Work instructions.
Gather every line of the entries that includes the word "chevron".

Data provided.
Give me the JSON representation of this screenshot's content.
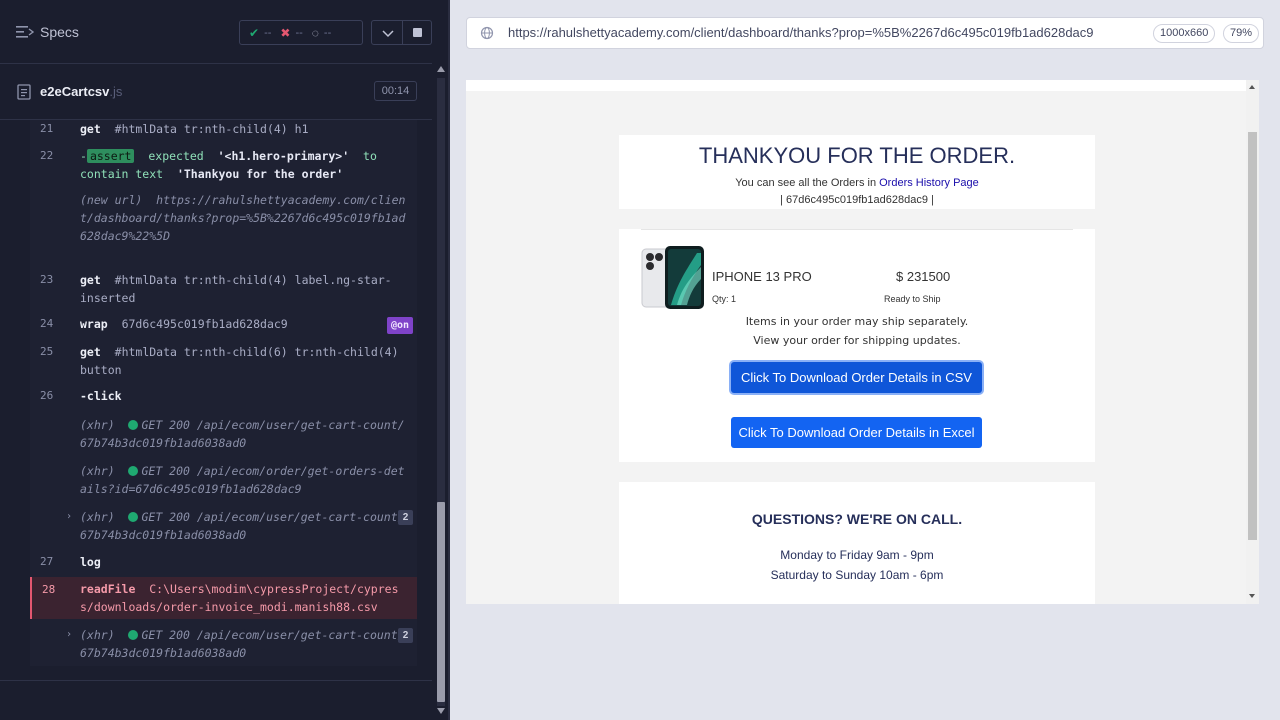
{
  "reporter": {
    "specs_label": "Specs",
    "stats": {
      "passed": "--",
      "failed": "--",
      "pending": "--"
    },
    "spec_name": "e2eCartcsv",
    "spec_ext": ".js",
    "duration": "00:14",
    "commands": [
      {
        "num": "21",
        "name": "get",
        "detail": "#htmlData tr:nth-child(4) h1"
      },
      {
        "num": "22",
        "name": "assert",
        "prefix": "-",
        "expected_word": "expected",
        "expected_value": "'<h1.hero-primary>'",
        "to_word": "to",
        "contain_text": "contain text",
        "contain_value": "'Thankyou for the order'"
      },
      {
        "num": "",
        "name": "(new url)",
        "detail": "https://rahulshettyacademy.com/client/dashboard/thanks?prop=%5B%2267d6c495c019fb1ad628dac9%22%5D"
      },
      {
        "num": "23",
        "name": "get",
        "detail": "#htmlData tr:nth-child(4) label.ng-star-inserted"
      },
      {
        "num": "24",
        "name": "wrap",
        "detail": "67d6c495c019fb1ad628dac9",
        "badge": "@on"
      },
      {
        "num": "25",
        "name": "get",
        "detail": "#htmlData tr:nth-child(6) tr:nth-child(4) button"
      },
      {
        "num": "26",
        "name": "-click",
        "detail": ""
      },
      {
        "num": "",
        "name": "(xhr)",
        "detail": "GET 200 /api/ecom/user/get-cart-count/67b74b3dc019fb1ad6038ad0"
      },
      {
        "num": "",
        "name": "(xhr)",
        "detail": "GET 200 /api/ecom/order/get-orders-details?id=67d6c495c019fb1ad628dac9"
      },
      {
        "num": "",
        "name": "(xhr)",
        "detail": "GET 200 /api/ecom/user/get-cart-count/67b74b3dc019fb1ad6038ad0",
        "count": "2"
      },
      {
        "num": "27",
        "name": "log",
        "detail": ""
      },
      {
        "num": "28",
        "name": "readFile",
        "detail": "C:\\Users\\modim\\cypressProject/cypress/downloads/order-invoice_modi.manish88.csv"
      },
      {
        "num": "",
        "name": "(xhr)",
        "detail": "GET 200 /api/ecom/user/get-cart-count/67b74b3dc019fb1ad6038ad0",
        "count": "2"
      }
    ]
  },
  "aut": {
    "url": "https://rahulshettyacademy.com/client/dashboard/thanks?prop=%5B%2267d6c495c019fb1ad628dac9",
    "viewport": "1000x660",
    "zoom": "79%",
    "thanks_title": "THANKYOU FOR THE ORDER.",
    "thanks_sub_prefix": "You can see all the Orders in ",
    "orders_link": "Orders History Page",
    "order_id": "| 67d6c495c019fb1ad628dac9 |",
    "product": {
      "name": "IPHONE 13 PRO",
      "price": "$ 231500",
      "qty": "Qty: 1",
      "status": "Ready to Ship"
    },
    "ship_note_1": "Items in your order may ship separately.",
    "ship_note_2": "View your order for shipping updates.",
    "csv_button": "Click To Download Order Details in CSV",
    "excel_button": "Click To Download Order Details in Excel",
    "questions_title": "QUESTIONS? WE'RE ON CALL.",
    "hours_1": "Monday to Friday 9am - 9pm",
    "hours_2": "Saturday to Sunday 10am - 6pm"
  },
  "colors": {
    "reporter_bg": "#1b1e2e",
    "pass": "#1fa971",
    "fail": "#e45770",
    "button_blue": "#1364f2",
    "title_navy": "#262f5a"
  },
  "icons": [
    "specs-menu-icon",
    "check-icon",
    "x-icon",
    "spinner-icon",
    "chevron-down-icon",
    "stop-icon",
    "file-icon",
    "globe-icon",
    "caret-right-icon"
  ]
}
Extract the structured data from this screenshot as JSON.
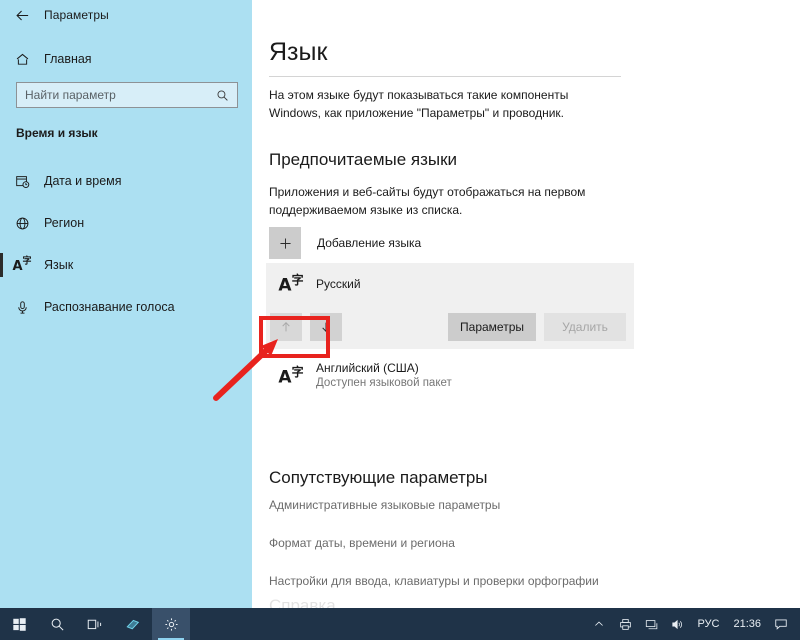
{
  "window": {
    "title": "Параметры",
    "back_icon": "back-arrow-icon",
    "minimize_label": "—",
    "maximize_label": "❐",
    "close_label": "✕"
  },
  "sidebar": {
    "home": {
      "label": "Главная",
      "icon": "home-icon"
    },
    "search": {
      "placeholder": "Найти параметр",
      "value": "",
      "icon": "search-icon"
    },
    "group_title": "Время и язык",
    "items": [
      {
        "label": "Дата и время",
        "icon": "calendar-clock-icon",
        "selected": false
      },
      {
        "label": "Регион",
        "icon": "globe-icon",
        "selected": false
      },
      {
        "label": "Язык",
        "icon": "language-icon",
        "selected": true
      },
      {
        "label": "Распознавание голоса",
        "icon": "microphone-icon",
        "selected": false
      }
    ]
  },
  "content": {
    "page_title": "Язык",
    "page_description": "На этом языке будут показываться такие компоненты Windows, как приложение \"Параметры\" и проводник.",
    "preferred": {
      "heading": "Предпочитаемые языки",
      "description": "Приложения и веб-сайты будут отображаться на первом поддерживаемом языке из списка.",
      "add_label": "Добавление языка",
      "add_icon": "plus-icon",
      "languages": [
        {
          "name": "Русский",
          "subtitle": "",
          "icon": "language-icon",
          "selected": true,
          "actions": {
            "move_up": {
              "label": "move-up",
              "icon": "arrow-up-icon",
              "enabled": false
            },
            "move_down": {
              "label": "move-down",
              "icon": "arrow-down-icon",
              "enabled": true
            },
            "options": {
              "label": "Параметры",
              "enabled": true
            },
            "remove": {
              "label": "Удалить",
              "enabled": false
            }
          }
        },
        {
          "name": "Английский (США)",
          "subtitle": "Доступен языковой пакет",
          "icon": "language-icon",
          "selected": false
        }
      ]
    },
    "related": {
      "heading": "Сопутствующие параметры",
      "links": [
        "Административные языковые параметры",
        "Формат даты, времени и региона",
        "Настройки для ввода, клавиатуры и проверки орфографии"
      ]
    }
  },
  "annotation": {
    "highlight_color": "#e8231e",
    "shape": "rectangle-around-reorder-buttons",
    "arrow": "pointer-arrow-to-move-up-button"
  },
  "taskbar": {
    "buttons": [
      {
        "name": "start-button",
        "icon": "windows-logo-icon",
        "active": false
      },
      {
        "name": "search-button",
        "icon": "search-icon",
        "active": false
      },
      {
        "name": "task-view-button",
        "icon": "task-view-icon",
        "active": false
      },
      {
        "name": "app-button",
        "icon": "app-icon",
        "active": false
      },
      {
        "name": "settings-button",
        "icon": "gear-icon",
        "active": true
      }
    ],
    "tray": {
      "chevron_icon": "chevron-up-icon",
      "icons": [
        "printer-icon",
        "network-icon",
        "volume-icon"
      ],
      "language": "РУС",
      "clock": "21:36",
      "notifications_icon": "notification-icon"
    }
  }
}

Completed exercise.
    "chevron-down-icon",
      "chevron_icon": "chevron-up-icon",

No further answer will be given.